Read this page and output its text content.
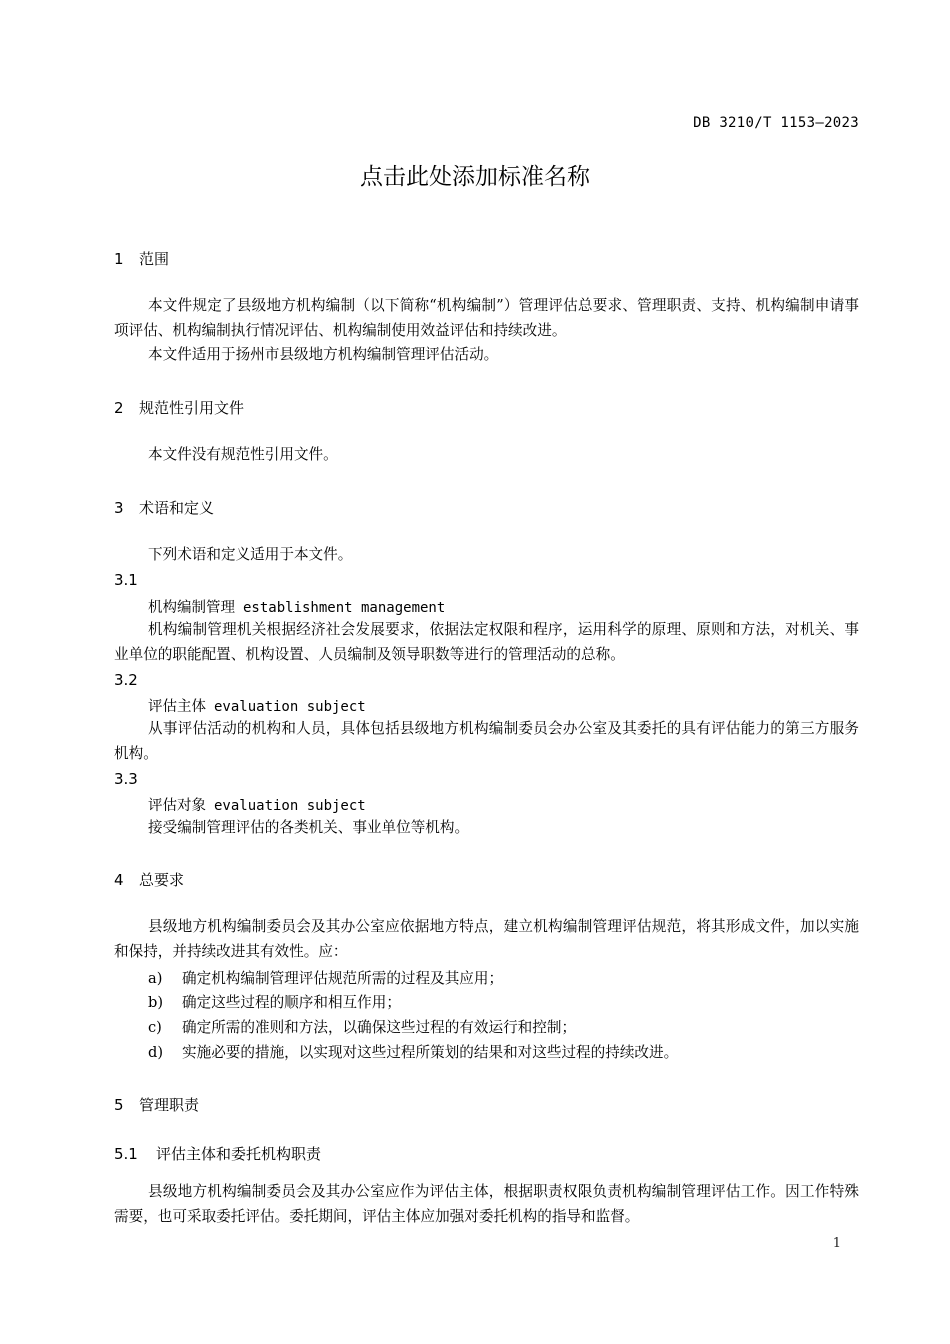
DB 3210/T 1153—2023
点击此处添加标准名称
1 范围
本文件规定了县级地方机构编制（以下简称“机构编制”）管理评估总要求、管理职责、支持、机构编制申请事项评估、机构编制执行情况评估、机构编制使用效益评估和持续改进。
本文件适用于扬州市县级地方机构编制管理评估活动。
2 规范性引用文件
本文件没有规范性引用文件。
3 术语和定义
下列术语和定义适用于本文件。
3.1
机构编制管理 establishment management
机构编制管理机关根据经济社会发展要求，依据法定权限和程序，运用科学的原理、原则和方法，对机关、事业单位的职能配置、机构设置、人员编制及领导职数等进行的管理活动的总称。
3.2
评估主体 evaluation subject
从事评估活动的机构和人员，具体包括县级地方机构编制委员会办公室及其委托的具有评估能力的第三方服务机构。
3.3
评估对象 evaluation subject
接受编制管理评估的各类机关、事业单位等机构。
4 总要求
县级地方机构编制委员会及其办公室应依据地方特点，建立机构编制管理评估规范，将其形成文件，加以实施和保持，并持续改进其有效性。应：
a) 确定机构编制管理评估规范所需的过程及其应用；
b) 确定这些过程的顺序和相互作用；
c) 确定所需的准则和方法，以确保这些过程的有效运行和控制；
d) 实施必要的措施，以实现对这些过程所策划的结果和对这些过程的持续改进。
5 管理职责
5.1 评估主体和委托机构职责
县级地方机构编制委员会及其办公室应作为评估主体，根据职责权限负责机构编制管理评估工作。因工作特殊需要，也可采取委托评估。委托期间，评估主体应加强对委托机构的指导和监督。
1
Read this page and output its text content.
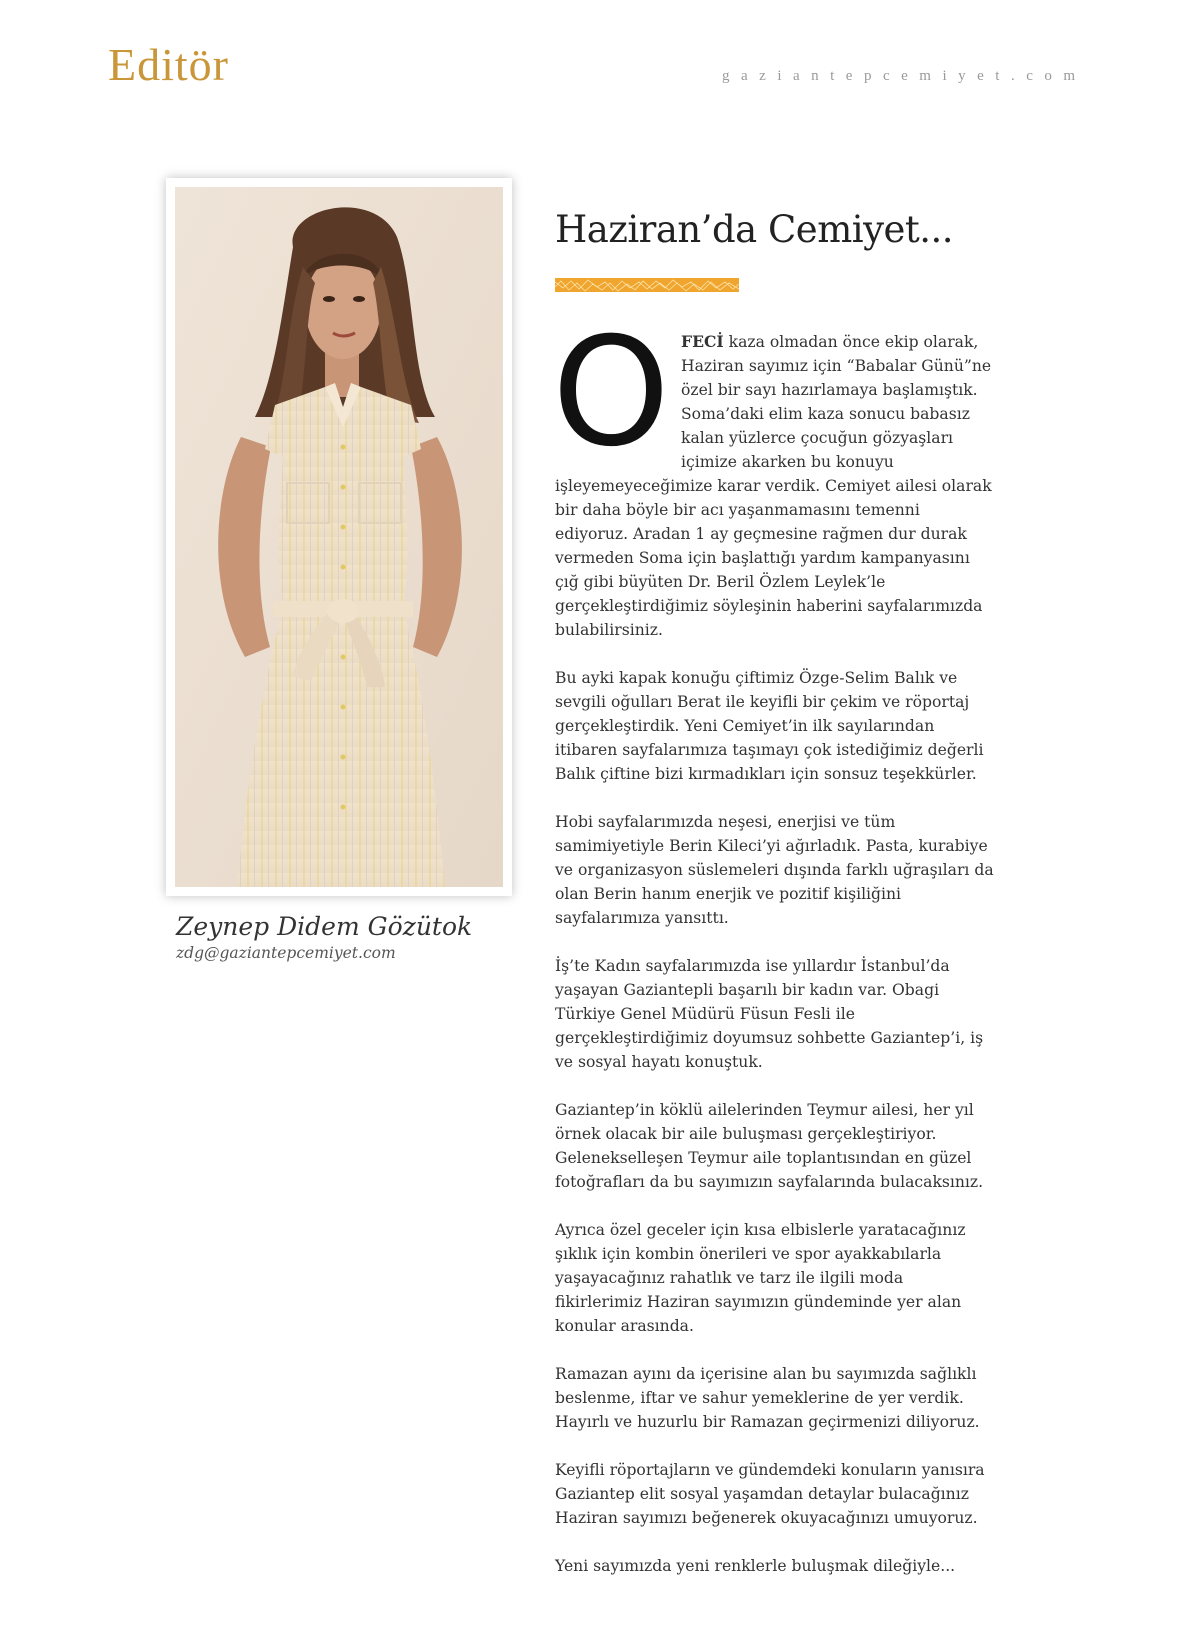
Editör	gaziantepcemiyet.com

Zeynep Didem Gözütok

zdg@gaziantepcemiyet.com
Haziran’da Cemiyet...

O FECİ kaza olmadan önce ekip olarak, Haziran sayımız için “Babalar Günü”ne özel bir sayı hazırlamaya başlamıştık. Soma’daki elim kaza sonucu babasız kalan yüzlerce çocuğun gözyaşları içimize akarken bu konuyu işleyemeyeceğimize karar verdik. Cemiyet ailesi olarak bir daha böyle bir acı yaşanmamasını temenni ediyoruz. Aradan 1 ay geçmesine rağmen dur durak vermeden Soma için başlattığı yardım kampanyasını çığ gibi büyüten Dr. Beril Özlem Leylek’le gerçekleştirdiğimiz söyleşinin haberini sayfalarımızda bulabilirsiniz.

Bu ayki kapak konuğu çiftimiz Özge-Selim Balık ve sevgili oğulları Berat ile keyifli bir çekim ve röportaj gerçekleştirdik. Yeni Cemiyet’in ilk sayılarından itibaren sayfalarımıza taşımayı çok istediğimiz değerli Balık çiftine bizi kırmadıkları için sonsuz teşekkürler.

Hobi sayfalarımızda neşesi, enerjisi ve tüm samimiyetiyle Berin Kileci’yi ağırladık. Pasta, kurabiye ve organizasyon süslemeleri dışında farklı uğraşıları da olan Berin hanım enerjik ve pozitif kişiliğini sayfalarımıza yansıttı.

İş’te Kadın sayfalarımızda ise yıllardır İstanbul’da yaşayan Gaziantepli başarılı bir kadın var. Obagi Türkiye Genel Müdürü Füsun Fesli ile gerçekleştirdiğimiz doyumsuz sohbette Gaziantep’i, iş ve sosyal hayatı konuştuk.

Gaziantep’in köklü ailelerinden Teymur ailesi, her yıl örnek olacak bir aile buluşması gerçekleştiriyor. Gelenekselleşen Teymur aile toplantısından en güzel fotoğrafları da bu sayımızın sayfalarında bulacaksınız.

Ayrıca özel geceler için kısa elbislerle yaratacağınız şıklık için kombin önerileri ve spor ayakkabılarla yaşayacağınız rahatlık ve tarz ile ilgili moda fikirlerimiz Haziran sayımızın gündeminde yer alan konular arasında.

Ramazan ayını da içerisine alan bu sayımızda sağlıklı beslenme, iftar ve sahur yemeklerine de yer verdik. Hayırlı ve huzurlu bir Ramazan geçirmenizi diliyoruz.

Keyifli röportajların ve gündemdeki konuların yanısıra Gaziantep elit sosyal yaşamdan detaylar bulacağınız Haziran sayımızı beğenerek okuyacağınızı umuyoruz.

Yeni sayımızda yeni renklerle buluşmak dileğiyle...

:::

List every line from the entries above in which "gaziantepcemiyet" appears.

• [Response to this exercise]:
Editör	gaziantepcemiyet.com
zdg@gaziantepcemiyet.com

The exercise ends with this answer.